Configuring CAN and CAN FD Channels

CAN channel functions in MATLAB and CAN configuration blocks in Simulink enable you to define a connection to Vector CAN interface hardware that establishes a physical connection with a CAN bus using either the CAN or CAN FD standard. Vehicle Network Toolbox provides CAN channel functions to query and configure CAN interface hardware settings, such as bus speed and transceiver settings. You can also verify other CAN channel properties, such as the number of messages available and the number of messages received or transmitted on the channel. By attaching Vector CAN database files to CAN channels, incoming messages are automatically presented using information stored in the database. After defining a CAN channel, you can send and receive CAN messages on the channel.

An automobile connected to a laptop that is being used to access vehicle bus data from MATAB and Simulink.

Connect MATLAB to your vehicle network using CAN and CAN FD protocols.

Sending and Receiving CAN Messages

Standard CAN messages contain properties for storing the CAN message identifier (standard 11-bit or extended 29-bit), the time stamp, and up to 8 bytes of CAN data. A channel configured for CAN FD transmission can hold messages that contain up to 64 bytes of data.

Transmit and receive functions and blocks in the toolbox enable you to send and receive CAN messages over CAN channels. For large datasets, you can log CAN messages for offline analysis.

CAN messages in a timetable and a live script for analyzing them.

MATLAB code to receive CAN messages and their signals in timetable format.

Building and Extracting Signals from CAN Messages

Vehicle Network Toolbox provides functions and blocks for encoding and decoding CAN messages. CAN message data may contain data representing multiple signals. Unpack functions and blocks let you specify start bit, signal length, data type, and byte ordering. Pack functions and blocks provide the same options for assembling data for CAN message transmission.

Simulink model for decoding CAN messages.

Simulink model that uses the CAN Unpack block to decode CAN messages.

Logging and Replaying CAN Messages

Using the CAN Log block in the toolbox, you can save CAN messages received by your model to a MAT-file. You can then use the CAN Replay block to replay the messages in another Simulink model. The CAN Replay block preserves the time stamps of the logged data so the replayed data will have the same timing characteristics as the recorded data.

Scope view of wheel speeds.

Plot of wheel speed data replayed from a recorded vehicle test run.

━━━━━━━━━━━━━━━━━━━━

= Do this =
Set down, word for word, everything in the CAN channel overview above from "Standard CAN messages" down to "for analyzing them.".

━━━━━━━━━━━━━━━━━━━━

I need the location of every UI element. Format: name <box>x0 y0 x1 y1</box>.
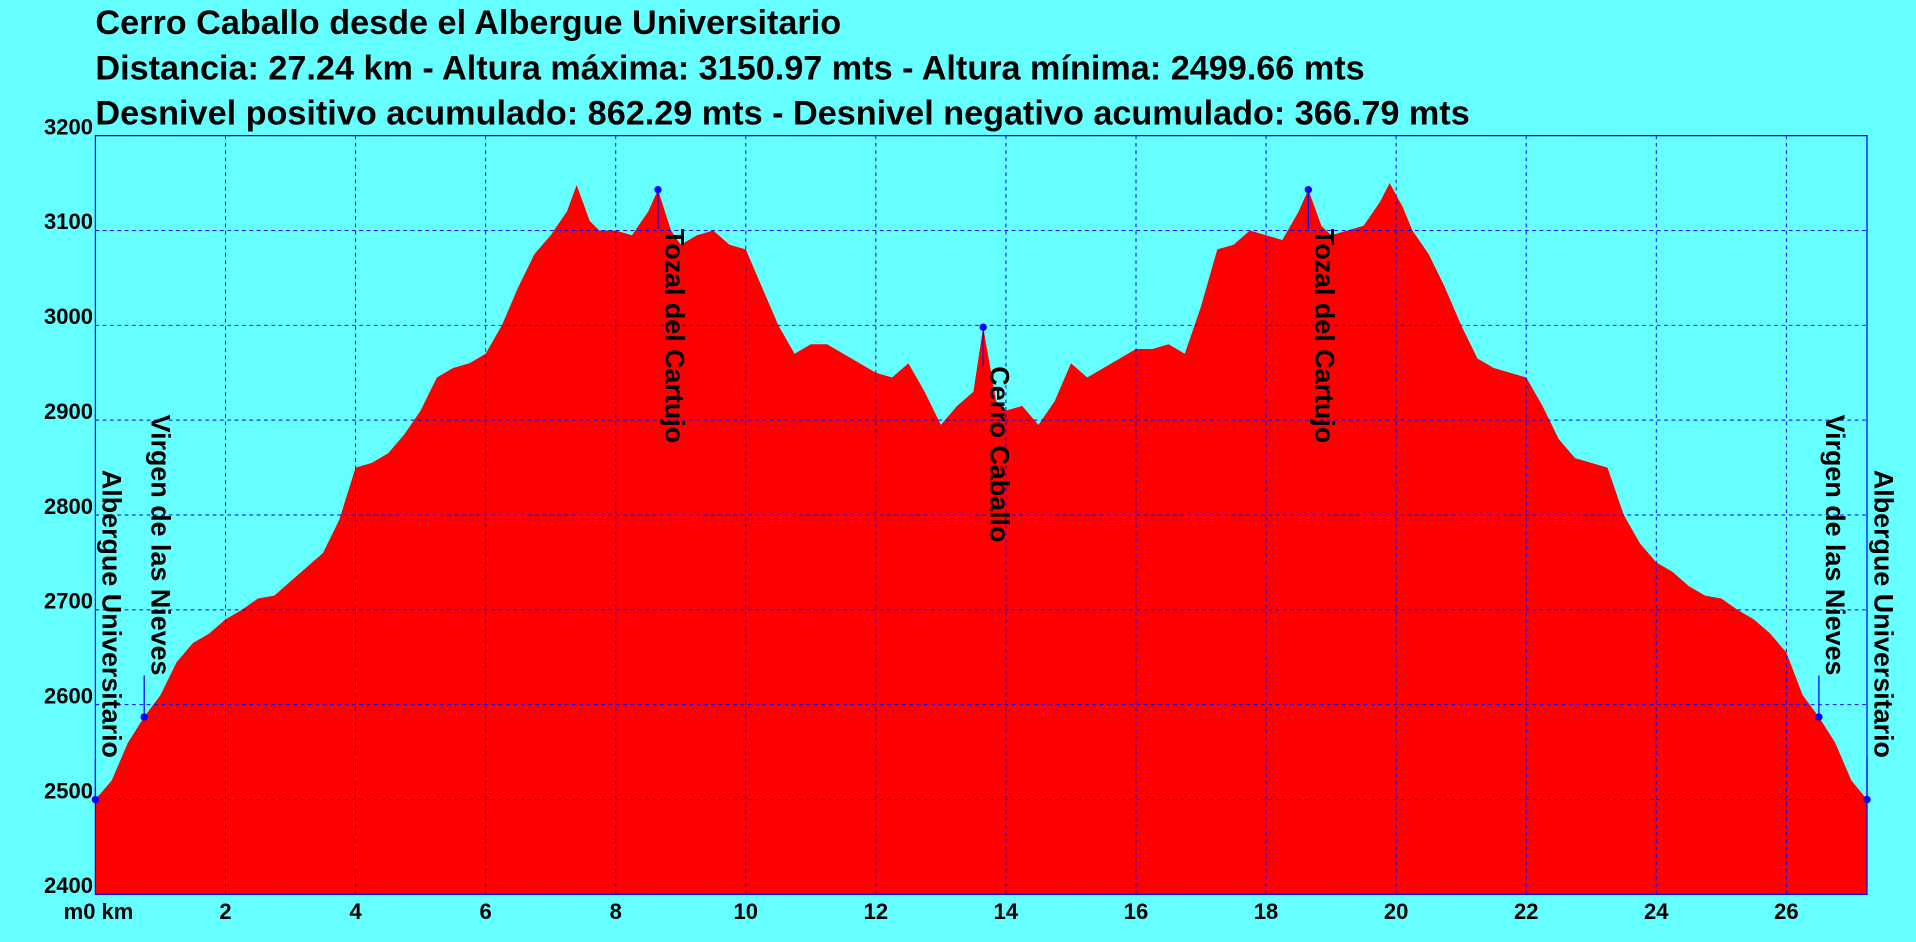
waypoint-label: Albergue Universitario <box>1868 470 1898 758</box>
waypoint <box>1304 186 1313 194</box>
x-tick-label: 16 <box>1124 899 1148 924</box>
waypoint-label: Virgen de las Nieves <box>1820 415 1850 676</box>
elevation-area <box>95 183 1868 895</box>
y-tick-label: 3100 <box>44 209 93 234</box>
y-tick-label: 2700 <box>44 589 93 614</box>
x-tick-label: 8 <box>610 899 622 924</box>
y-tick-label: 3200 <box>44 114 93 139</box>
waypoint-label: Albergue Universitario <box>97 470 127 758</box>
x-tick-label: 2 <box>219 899 231 924</box>
waypoint-label: Cerro Caballo <box>984 366 1014 542</box>
x-tick-label: 12 <box>864 899 888 924</box>
x-tick-label: 20 <box>1384 899 1408 924</box>
y-tick-label: 2500 <box>44 778 93 803</box>
waypoint-label: Tozal del Cartujo <box>659 229 689 443</box>
waypoint <box>979 323 987 331</box>
waypoint <box>140 713 148 721</box>
x-tick-label: 24 <box>1644 899 1669 924</box>
waypoint <box>654 186 662 194</box>
y-tick-label: 2600 <box>44 683 93 708</box>
x-tick-label: 10 <box>734 899 758 924</box>
y-axis-label: m <box>64 899 84 924</box>
x-tick-label: 26 <box>1774 899 1798 924</box>
x-tick-label: 0 km <box>83 899 133 924</box>
subtitle: Desnivel positivo acumulado: 862.29 mts … <box>95 95 1469 133</box>
x-tick-label: 4 <box>349 899 362 924</box>
waypoint <box>1863 795 1871 804</box>
plot-border <box>94 135 1868 895</box>
y-tick-label: 2800 <box>44 494 93 519</box>
waypoint <box>91 795 100 804</box>
x-tick-label: 14 <box>994 899 1019 924</box>
y-tick-label: 2400 <box>44 873 93 898</box>
x-tick-label: 22 <box>1514 899 1538 924</box>
waypoint <box>1815 713 1823 721</box>
waypoint-label: Virgen de las Nieves <box>146 415 176 676</box>
chart-title: Cerro Caballo desde el Albergue Universi… <box>95 4 841 42</box>
x-tick-label: 18 <box>1254 899 1278 924</box>
waypoint-label: Tozal del Cartujo <box>1310 229 1340 443</box>
subtitle: Distancia: 27.24 km - Altura máxima: 315… <box>95 49 1364 87</box>
x-tick-label: 6 <box>480 899 492 924</box>
y-tick-label: 3000 <box>44 304 93 329</box>
y-tick-label: 2900 <box>44 399 93 424</box>
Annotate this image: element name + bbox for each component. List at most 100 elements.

━━━━━━━━━━━━━━━━━━━━

= Complete output =
Standard CAN messages contain properties for storing the CAN message identifier (standard 11-bit or extended 29-bit), the time stamp, and up to 8 bytes of CAN data. A channel configured for CAN FD transmission can hold messages that contain up to 64 bytes of data.

Transmit and receive functions and blocks in the toolbox enable you to send and receive CAN messages over CAN channels. For large datasets, you can log CAN messages for offline analysis.

CAN messages in a timetable and a live script for analyzing them.